▶ Aim of the exercise:
Go through the listing below and gather every line with the word "terre".

▶ Supplied data:
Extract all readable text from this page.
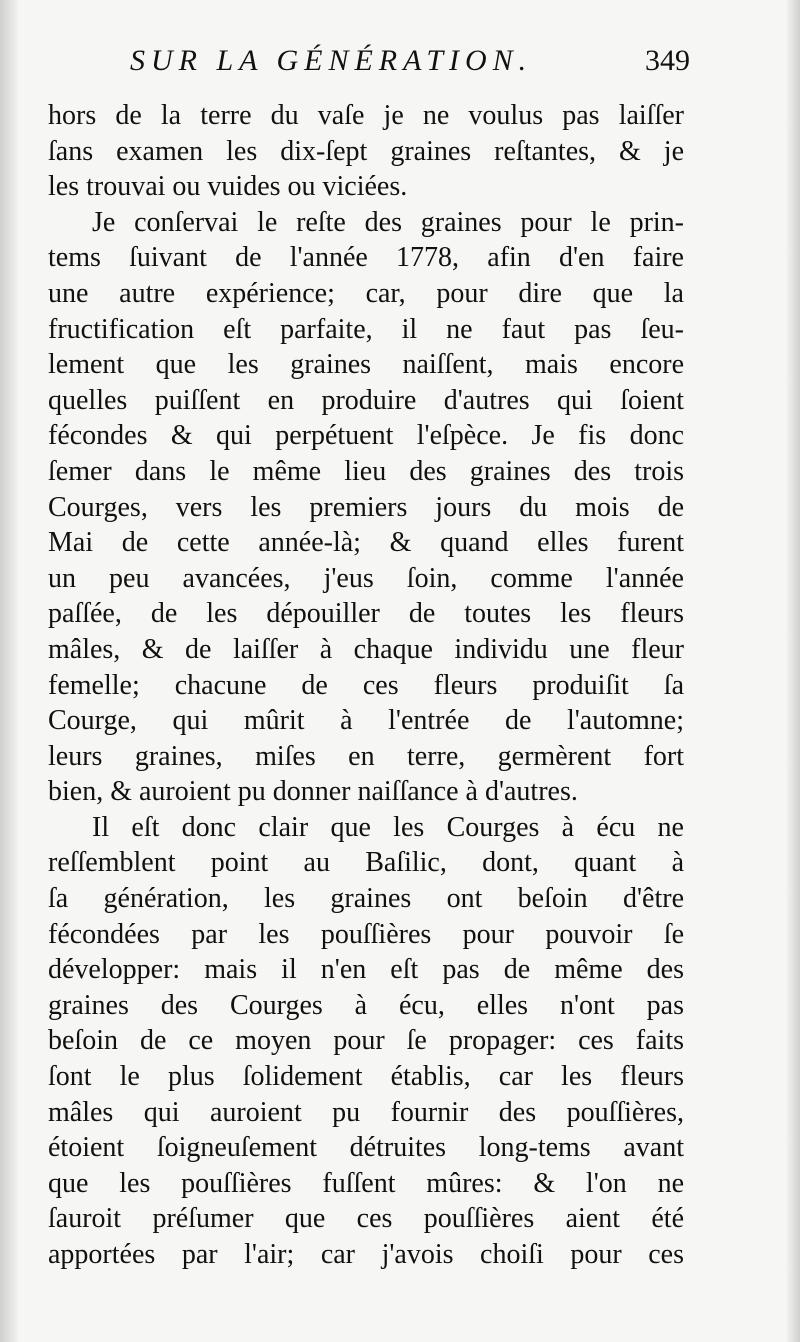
SUR LA GÉNÉRATION.	349
hors de la terre du vaſe je ne voulus pas laiſſer
ſans examen les dix-ſept graines reſtantes, & je
les trouvai ou vuides ou viciées.
Je conſervai le reſte des graines pour le prin-
tems ſuivant de l'année 1778, afin d'en faire
une autre expérience; car, pour dire que la
fructification eſt parfaite, il ne faut pas ſeu-
lement que les graines naiſſent, mais encore
quelles puiſſent en produire d'autres qui ſoient
fécondes & qui perpétuent l'eſpèce. Je fis donc
ſemer dans le même lieu des graines des trois
Courges, vers les premiers jours du mois de
Mai de cette année-là; & quand elles furent
un peu avancées, j'eus ſoin, comme l'année
paſſée, de les dépouiller de toutes les fleurs
mâles, & de laiſſer à chaque individu une fleur
femelle; chacune de ces fleurs produiſit ſa
Courge, qui mûrit à l'entrée de l'automne;
leurs graines, miſes en terre, germèrent fort
bien, & auroient pu donner naiſſance à d'autres.
Il eſt donc clair que les Courges à écu ne
reſſemblent point au Baſilic, dont, quant à
ſa génération, les graines ont beſoin d'être
fécondées par les pouſſières pour pouvoir ſe
développer: mais il n'en eſt pas de même des
graines des Courges à écu, elles n'ont pas
beſoin de ce moyen pour ſe propager: ces faits
ſont le plus ſolidement établis, car les fleurs
mâles qui auroient pu fournir des pouſſières,
étoient ſoigneuſement détruites long-tems avant
que les pouſſières fuſſent mûres: & l'on ne
ſauroit préſumer que ces pouſſières aient été
apportées par l'air; car j'avois choiſi pour ces
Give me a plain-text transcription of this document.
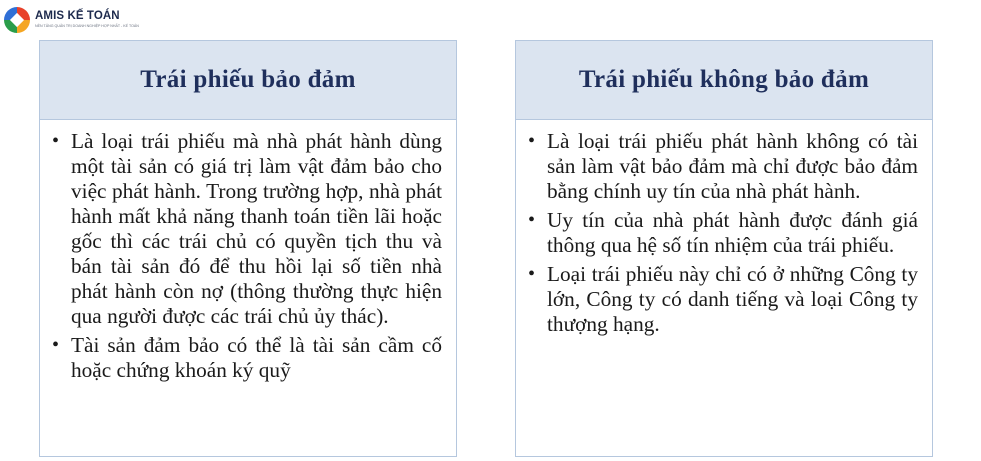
AMIS KẾ TOÁN
NỀN TẢNG QUẢN TRỊ DOANH NGHIỆP HỢP NHẤT - KẾ TOÁN
Trái phiếu bảo đảm
• Là loại trái phiếu mà nhà phát hành dùng một tài sản có giá trị làm vật đảm bảo cho việc phát hành. Trong trường hợp, nhà phát hành mất khả năng thanh toán tiền lãi hoặc gốc thì các trái chủ có quyền tịch thu và bán tài sản đó để thu hồi lại số tiền nhà phát hành còn nợ (thông thường thực hiện qua người được các trái chủ ủy thác).
• Tài sản đảm bảo có thể là tài sản cầm cố hoặc chứng khoán ký quỹ
Trái phiếu không bảo đảm
• Là loại trái phiếu phát hành không có tài sản làm vật bảo đảm mà chỉ được bảo đảm bằng chính uy tín của nhà phát hành.
• Uy tín của nhà phát hành được đánh giá thông qua hệ số tín nhiệm của trái phiếu.
• Loại trái phiếu này chỉ có ở những Công ty lớn, Công ty có danh tiếng và loại Công ty thượng hạng.
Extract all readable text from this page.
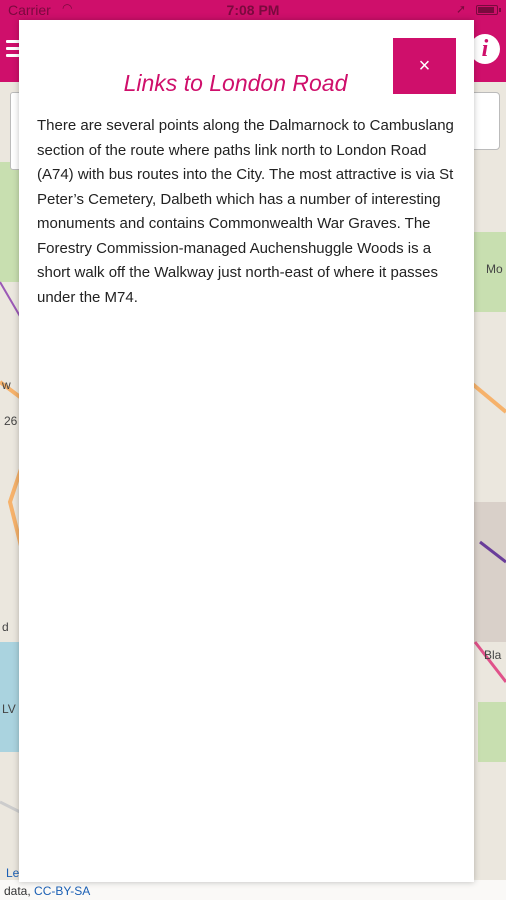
Carrier ◠	7:08 PM	➚
i
Mo
Bla
w
26
d
LV
Le
data, CC-BY-SA
×
Links to London Road
There are several points along the Dalmarnock to Cambuslang section of the route where paths link north to London Road (A74) with bus routes into the City. The most attractive is via St Peter’s Cemetery, Dalbeth which has a number of interesting monuments and contains Commonwealth War Graves. The Forestry Commission-managed Auchenshuggle Woods is a short walk off the Walkway just north-east of where it passes under the M74.
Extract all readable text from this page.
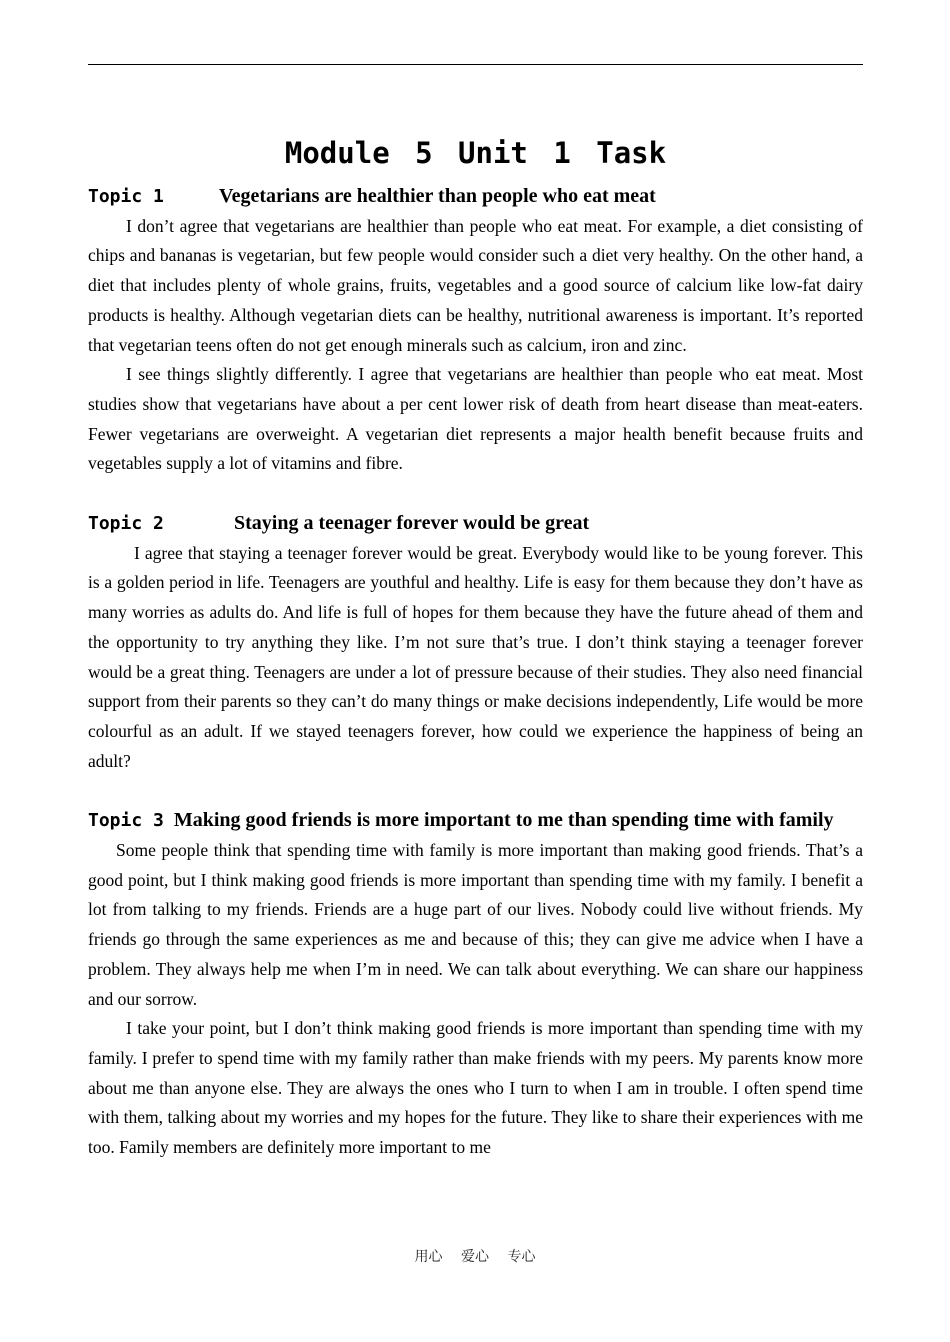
Module 5 Unit 1 Task
Topic 1	Vegetarians are healthier than people who eat meat

I don’t agree that vegetarians are healthier than people who eat meat. For example, a diet consisting of chips and bananas is vegetarian, but few people would consider such a diet very healthy. On the other hand, a diet that includes plenty of whole grains, fruits, vegetables and a good source of calcium like low-fat dairy products is healthy. Although vegetarian diets can be healthy, nutritional awareness is important. It’s reported that vegetarian teens often do not get enough minerals such as calcium, iron and zinc.

I see things slightly differently. I agree that vegetarians are healthier than people who eat meat. Most studies show that vegetarians have about a per cent lower risk of death from heart disease than meat-eaters. Fewer vegetarians are overweight. A vegetarian diet represents a major health benefit because fruits and vegetables supply a lot of vitamins and fibre.

Topic 2	Staying a teenager forever would be great

I agree that staying a teenager forever would be great. Everybody would like to be young forever. This is a golden period in life. Teenagers are youthful and healthy. Life is easy for them because they don’t have as many worries as adults do. And life is full of hopes for them because they have the future ahead of them and the opportunity to try anything they like. I’m not sure that’s true. I don’t think staying a teenager forever would be a great thing. Teenagers are under a lot of pressure because of their studies. They also need financial support from their parents so they can’t do many things or make decisions independently, Life would be more colourful as an adult. If we stayed teenagers forever, how could we experience the happiness of being an adult?

Topic 3 Making good friends is more important to me than spending time with family

Some people think that spending time with family is more important than making good friends. That’s a good point, but I think making good friends is more important than spending time with my family. I benefit a lot from talking to my friends. Friends are a huge part of our lives. Nobody could live without friends. My friends go through the same experiences as me and because of this; they can give me advice when I have a problem. They always help me when I’m in need. We can talk about everything. We can share our happiness and our sorrow.

I take your point, but I don’t think making good friends is more important than spending time with my family. I prefer to spend time with my family rather than make friends with my peers. My parents know more about me than anyone else. They are always the ones who I turn to when I am in trouble. I often spend time with them, talking about my worries and my hopes for the future. They like to share their experiences with me too. Family members are definitely more important to me

用心 爱心 专心
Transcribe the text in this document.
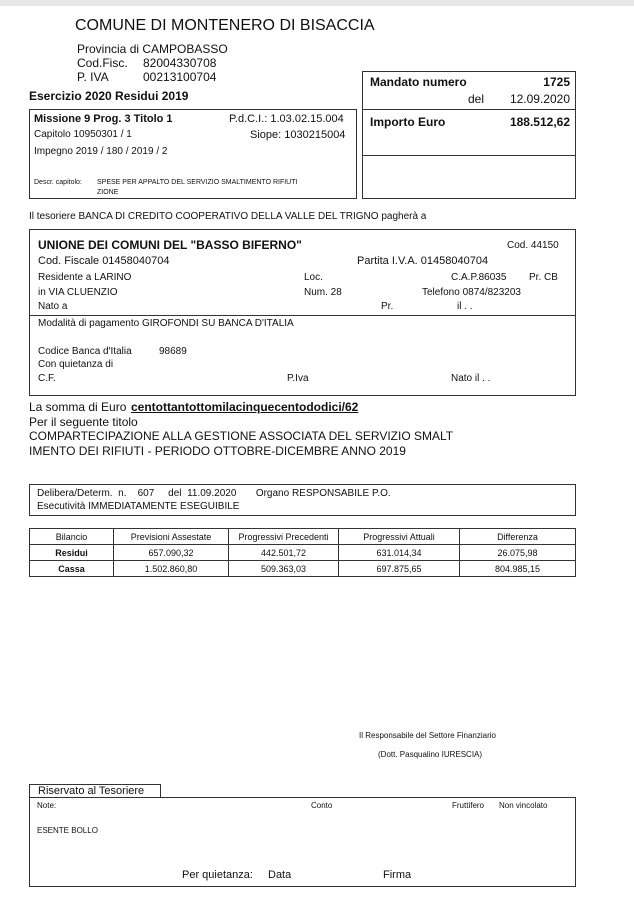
COMUNE DI MONTENERO DI BISACCIA
Provincia di CAMPOBASSO
Cod.Fisc. 82004330708
P. IVA	00213100704
Esercizio 2020 Residui 2019
Mandato numero	1725
del	12.09.2020
Importo Euro	188.512,62
Missione 9 Prog. 3 Titolo 1	P.d.C.I.: 1.03.02.15.004
Capitolo 10950301 / 1	Siope: 1030215004
Impegno 2019 / 180 / 2019 / 2
Descr. capitolo: SPESE PER APPALTO DEL SERVIZIO SMALTIMENTO RIFIUTI
ZIONE
Il tesoriere BANCA DI CREDITO COOPERATIVO DELLA VALLE DEL TRIGNO pagherà a
UNIONE DEI COMUNI DEL "BASSO BIFERNO"	Cod. 44150
Cod. Fiscale 01458040704	Partita I.V.A. 01458040704
Residente a LARINO	Loc.	C.A.P.86035 Pr. CB
in VIA CLUENZIO	Num. 28	Telefono 0874/823203
Nato a	Pr.	il . .
Modalità di pagamento GIROFONDI SU BANCA D'ITALIA
Codice Banca d'Italia	98689
Con quietanza di
C.F.	P.Iva	Nato il . .
La somma di Euro centottantottomilacinquecentododici/62
Per il seguente titolo
COMPARTECIPAZIONE ALLA GESTIONE ASSOCIATA DEL SERVIZIO SMALT
IMENTO DEI RIFIUTI - PERIODO OTTOBRE-DICEMBRE ANNO 2019
Delibera/Determ.  n.    607     del  11.09.2020       Organo RESPONSABILE P.O.
Esecutività IMMEDIATAMENTE ESEGUIBILE
Bilancio	Previsioni Assestate	Progressivi Precedenti	Progressivi Attuali	Differenza
Residui	657.090,32	442.501,72	631.014,34	26.075,98
Cassa	1.502.860,80	509.363,03	697.875,65	804.985,15
Il Responsabile del Settore Finanziario
(Dott. Pasqualino IURESCIA)
Riservato al Tesoriere
Note:	Conto	Fruttifero Non vincolato
ESENTE BOLLO
Per quietanza: Data	Firma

▶ Finished task:
hors de la terre du vaſe je ne voulus pas laiſſer
leurs graines, miſes en terre, germèrent fort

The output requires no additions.